**PROVIDED MATERIAL**
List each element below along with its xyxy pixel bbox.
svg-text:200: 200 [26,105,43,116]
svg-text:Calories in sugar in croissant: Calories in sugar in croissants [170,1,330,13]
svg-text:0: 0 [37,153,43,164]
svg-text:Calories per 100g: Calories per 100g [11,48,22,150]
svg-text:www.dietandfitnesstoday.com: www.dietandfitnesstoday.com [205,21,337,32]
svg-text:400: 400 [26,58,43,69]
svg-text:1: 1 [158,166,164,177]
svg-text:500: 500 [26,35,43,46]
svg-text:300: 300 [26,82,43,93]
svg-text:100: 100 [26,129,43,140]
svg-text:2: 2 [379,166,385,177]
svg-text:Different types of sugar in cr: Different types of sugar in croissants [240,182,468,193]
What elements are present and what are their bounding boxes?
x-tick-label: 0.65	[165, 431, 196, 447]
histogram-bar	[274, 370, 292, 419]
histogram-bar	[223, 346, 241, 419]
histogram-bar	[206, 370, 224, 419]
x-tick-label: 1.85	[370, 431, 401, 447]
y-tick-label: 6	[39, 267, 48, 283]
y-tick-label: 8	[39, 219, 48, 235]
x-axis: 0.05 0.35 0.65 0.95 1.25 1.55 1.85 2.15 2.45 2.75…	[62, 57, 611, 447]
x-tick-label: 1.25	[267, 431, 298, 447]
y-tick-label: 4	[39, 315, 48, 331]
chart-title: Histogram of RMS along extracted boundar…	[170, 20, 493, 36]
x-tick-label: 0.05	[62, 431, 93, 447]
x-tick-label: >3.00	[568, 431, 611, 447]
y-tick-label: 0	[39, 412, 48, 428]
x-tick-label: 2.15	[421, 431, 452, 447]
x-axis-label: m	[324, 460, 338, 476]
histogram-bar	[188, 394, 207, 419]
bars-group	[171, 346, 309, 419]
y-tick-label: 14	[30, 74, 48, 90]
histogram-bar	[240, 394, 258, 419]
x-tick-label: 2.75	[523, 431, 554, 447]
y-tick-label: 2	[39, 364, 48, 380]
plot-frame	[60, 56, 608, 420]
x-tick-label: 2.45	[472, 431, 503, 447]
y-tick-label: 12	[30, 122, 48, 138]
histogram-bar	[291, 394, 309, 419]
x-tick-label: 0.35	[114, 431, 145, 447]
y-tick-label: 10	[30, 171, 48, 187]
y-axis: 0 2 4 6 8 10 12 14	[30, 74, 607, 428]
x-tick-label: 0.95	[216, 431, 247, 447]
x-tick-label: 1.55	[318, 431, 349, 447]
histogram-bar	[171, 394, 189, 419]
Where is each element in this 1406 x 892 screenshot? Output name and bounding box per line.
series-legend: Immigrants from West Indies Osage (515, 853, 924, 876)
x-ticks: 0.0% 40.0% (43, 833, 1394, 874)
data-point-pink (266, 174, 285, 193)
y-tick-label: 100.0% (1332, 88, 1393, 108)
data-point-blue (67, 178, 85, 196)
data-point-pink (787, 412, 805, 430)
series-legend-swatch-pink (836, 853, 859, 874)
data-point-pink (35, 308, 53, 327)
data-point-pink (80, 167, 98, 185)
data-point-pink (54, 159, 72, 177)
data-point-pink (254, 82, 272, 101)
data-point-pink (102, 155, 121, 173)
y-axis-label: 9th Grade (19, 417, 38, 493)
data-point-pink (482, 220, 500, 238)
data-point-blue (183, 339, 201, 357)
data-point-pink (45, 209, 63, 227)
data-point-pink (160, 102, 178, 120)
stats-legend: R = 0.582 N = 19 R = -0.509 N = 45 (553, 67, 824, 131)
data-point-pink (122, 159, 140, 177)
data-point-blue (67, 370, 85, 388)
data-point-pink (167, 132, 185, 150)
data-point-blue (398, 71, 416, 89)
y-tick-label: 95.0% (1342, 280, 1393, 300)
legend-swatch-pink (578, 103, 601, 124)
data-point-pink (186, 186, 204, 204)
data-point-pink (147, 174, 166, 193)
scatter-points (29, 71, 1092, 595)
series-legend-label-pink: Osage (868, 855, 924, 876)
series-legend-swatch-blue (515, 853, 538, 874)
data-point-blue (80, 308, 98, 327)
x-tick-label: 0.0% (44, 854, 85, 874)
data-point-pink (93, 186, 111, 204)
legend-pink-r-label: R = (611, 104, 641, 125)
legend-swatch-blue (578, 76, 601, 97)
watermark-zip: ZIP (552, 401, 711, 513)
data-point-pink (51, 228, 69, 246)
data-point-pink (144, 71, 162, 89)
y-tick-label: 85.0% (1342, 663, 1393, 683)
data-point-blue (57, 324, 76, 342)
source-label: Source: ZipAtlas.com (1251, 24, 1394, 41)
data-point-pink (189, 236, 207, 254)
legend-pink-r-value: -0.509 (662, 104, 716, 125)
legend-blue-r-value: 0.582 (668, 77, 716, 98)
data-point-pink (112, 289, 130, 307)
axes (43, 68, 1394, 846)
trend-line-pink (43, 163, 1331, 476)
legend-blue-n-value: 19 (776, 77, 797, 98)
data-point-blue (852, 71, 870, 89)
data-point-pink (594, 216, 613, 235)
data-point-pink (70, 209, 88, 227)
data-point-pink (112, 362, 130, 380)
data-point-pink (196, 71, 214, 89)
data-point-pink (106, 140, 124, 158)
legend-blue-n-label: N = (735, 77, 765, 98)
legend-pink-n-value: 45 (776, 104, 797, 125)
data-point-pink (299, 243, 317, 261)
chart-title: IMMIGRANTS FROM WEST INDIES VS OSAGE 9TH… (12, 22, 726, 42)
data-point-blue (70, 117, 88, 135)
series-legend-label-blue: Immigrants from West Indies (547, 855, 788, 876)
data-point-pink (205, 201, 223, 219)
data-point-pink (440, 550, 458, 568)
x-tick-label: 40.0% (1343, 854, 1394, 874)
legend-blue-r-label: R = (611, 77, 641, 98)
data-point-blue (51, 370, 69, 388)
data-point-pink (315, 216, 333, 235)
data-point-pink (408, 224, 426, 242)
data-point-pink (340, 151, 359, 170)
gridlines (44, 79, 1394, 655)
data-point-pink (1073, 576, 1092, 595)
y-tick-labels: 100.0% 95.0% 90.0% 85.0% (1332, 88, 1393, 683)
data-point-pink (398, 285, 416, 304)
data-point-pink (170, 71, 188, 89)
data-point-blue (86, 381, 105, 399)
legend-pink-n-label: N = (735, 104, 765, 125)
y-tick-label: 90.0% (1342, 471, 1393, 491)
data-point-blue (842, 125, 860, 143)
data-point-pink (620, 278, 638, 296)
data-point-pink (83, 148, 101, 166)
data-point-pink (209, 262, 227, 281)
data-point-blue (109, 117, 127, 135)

**EXERCISE DESCRIPTION**
Copy all of the material above line for line, with no changes.

**SOLUTION TO THIS EXERCISE**
List each element below along with its xyxy pixel bbox.
svg-text:200: 200 [26,105,43,116]
svg-text:Calories in sugar in croissant: Calories in sugar in croissants [170,1,330,13]
svg-text:0: 0 [37,153,43,164]
svg-text:Calories per 100g: Calories per 100g [11,48,22,150]
svg-text:www.dietandfitnesstoday.com: www.dietandfitnesstoday.com [205,21,337,32]
svg-text:400: 400 [26,58,43,69]
svg-text:1: 1 [158,166,164,177]
svg-text:500: 500 [26,35,43,46]
svg-text:300: 300 [26,82,43,93]
svg-text:100: 100 [26,129,43,140]
svg-text:2: 2 [379,166,385,177]
svg-text:Different types of sugar in cr: Different types of sugar in croissants [240,182,468,193]
What elements are present and what are their bounding boxes?
x-tick-label: 0.65	[165, 431, 196, 447]
histogram-bar	[274, 370, 292, 419]
histogram-bar	[223, 346, 241, 419]
histogram-bar	[206, 370, 224, 419]
x-tick-label: 1.85	[370, 431, 401, 447]
y-tick-label: 6	[39, 267, 48, 283]
y-tick-label: 8	[39, 219, 48, 235]
x-axis: 0.05 0.35 0.65 0.95 1.25 1.55 1.85 2.15 2.45 2.75…	[62, 57, 611, 447]
x-tick-label: 1.25	[267, 431, 298, 447]
y-tick-label: 4	[39, 315, 48, 331]
chart-title: Histogram of RMS along extracted boundar…	[170, 20, 493, 36]
x-tick-label: 0.05	[62, 431, 93, 447]
x-tick-label: >3.00	[568, 431, 611, 447]
y-tick-label: 0	[39, 412, 48, 428]
x-tick-label: 2.15	[421, 431, 452, 447]
x-axis-label: m	[324, 460, 338, 476]
histogram-bar	[188, 394, 207, 419]
bars-group	[171, 346, 309, 419]
y-tick-label: 14	[30, 74, 48, 90]
histogram-bar	[240, 394, 258, 419]
x-tick-label: 2.75	[523, 431, 554, 447]
y-tick-label: 2	[39, 364, 48, 380]
plot-frame	[60, 56, 608, 420]
x-tick-label: 2.45	[472, 431, 503, 447]
y-tick-label: 12	[30, 122, 48, 138]
histogram-bar	[291, 394, 309, 419]
x-tick-label: 0.35	[114, 431, 145, 447]
y-tick-label: 10	[30, 171, 48, 187]
y-axis: 0 2 4 6 8 10 12 14	[30, 74, 607, 428]
x-tick-label: 0.95	[216, 431, 247, 447]
x-tick-label: 1.55	[318, 431, 349, 447]
histogram-bar	[171, 394, 189, 419]
Where is each element in this 1406 x 892 screenshot? Output name and bounding box per line.
series-legend: Immigrants from West Indies Osage (515, 853, 924, 876)
x-ticks: 0.0% 40.0% (43, 833, 1394, 874)
data-point-pink (266, 174, 285, 193)
y-tick-label: 100.0% (1332, 88, 1393, 108)
data-point-blue (67, 178, 85, 196)
data-point-pink (787, 412, 805, 430)
series-legend-swatch-pink (836, 853, 859, 874)
data-point-pink (35, 308, 53, 327)
data-point-pink (80, 167, 98, 185)
data-point-pink (54, 159, 72, 177)
data-point-pink (254, 82, 272, 101)
data-point-pink (102, 155, 121, 173)
y-axis-label: 9th Grade (19, 417, 38, 493)
data-point-pink (482, 220, 500, 238)
data-point-blue (183, 339, 201, 357)
data-point-pink (45, 209, 63, 227)
data-point-pink (160, 102, 178, 120)
stats-legend: R = 0.582 N = 19 R = -0.509 N = 45 (553, 67, 824, 131)
data-point-pink (122, 159, 140, 177)
data-point-blue (67, 370, 85, 388)
data-point-pink (167, 132, 185, 150)
data-point-blue (398, 71, 416, 89)
y-tick-label: 95.0% (1342, 280, 1393, 300)
legend-swatch-pink (578, 103, 601, 124)
data-point-pink (186, 186, 204, 204)
data-point-pink (147, 174, 166, 193)
scatter-points (29, 71, 1092, 595)
series-legend-label-pink: Osage (868, 855, 924, 876)
series-legend-swatch-blue (515, 853, 538, 874)
data-point-blue (80, 308, 98, 327)
x-tick-label: 0.0% (44, 854, 85, 874)
data-point-pink (93, 186, 111, 204)
legend-pink-r-label: R = (611, 104, 641, 125)
legend-swatch-blue (578, 76, 601, 97)
watermark-zip: ZIP (552, 401, 711, 513)
data-point-pink (51, 228, 69, 246)
data-point-pink (144, 71, 162, 89)
y-tick-label: 85.0% (1342, 663, 1393, 683)
data-point-blue (57, 324, 76, 342)
source-label: Source: ZipAtlas.com (1251, 24, 1394, 41)
data-point-pink (189, 236, 207, 254)
legend-pink-r-value: -0.509 (662, 104, 716, 125)
legend-blue-r-value: 0.582 (668, 77, 716, 98)
data-point-pink (112, 289, 130, 307)
axes (43, 68, 1394, 846)
trend-line-pink (43, 163, 1331, 476)
legend-blue-n-value: 19 (776, 77, 797, 98)
data-point-blue (852, 71, 870, 89)
data-point-pink (594, 216, 613, 235)
data-point-pink (70, 209, 88, 227)
data-point-pink (112, 362, 130, 380)
data-point-pink (196, 71, 214, 89)
data-point-pink (106, 140, 124, 158)
legend-blue-n-label: N = (735, 77, 765, 98)
legend-pink-n-value: 45 (776, 104, 797, 125)
data-point-pink (299, 243, 317, 261)
chart-title: IMMIGRANTS FROM WEST INDIES VS OSAGE 9TH… (12, 22, 726, 42)
data-point-blue (70, 117, 88, 135)
series-legend-label-blue: Immigrants from West Indies (547, 855, 788, 876)
data-point-pink (205, 201, 223, 219)
data-point-pink (440, 550, 458, 568)
x-tick-label: 40.0% (1343, 854, 1394, 874)
legend-blue-r-label: R = (611, 77, 641, 98)
data-point-blue (51, 370, 69, 388)
data-point-pink (315, 216, 333, 235)
data-point-pink (408, 224, 426, 242)
data-point-pink (340, 151, 359, 170)
gridlines (44, 79, 1394, 655)
data-point-pink (1073, 576, 1092, 595)
y-tick-labels: 100.0% 95.0% 90.0% 85.0% (1332, 88, 1393, 683)
data-point-pink (398, 285, 416, 304)
data-point-pink (170, 71, 188, 89)
data-point-blue (86, 381, 105, 399)
legend-pink-n-label: N = (735, 104, 765, 125)
y-tick-label: 90.0% (1342, 471, 1393, 491)
data-point-blue (842, 125, 860, 143)
data-point-pink (620, 278, 638, 296)
data-point-pink (83, 148, 101, 166)
data-point-pink (209, 262, 227, 281)
data-point-blue (109, 117, 127, 135)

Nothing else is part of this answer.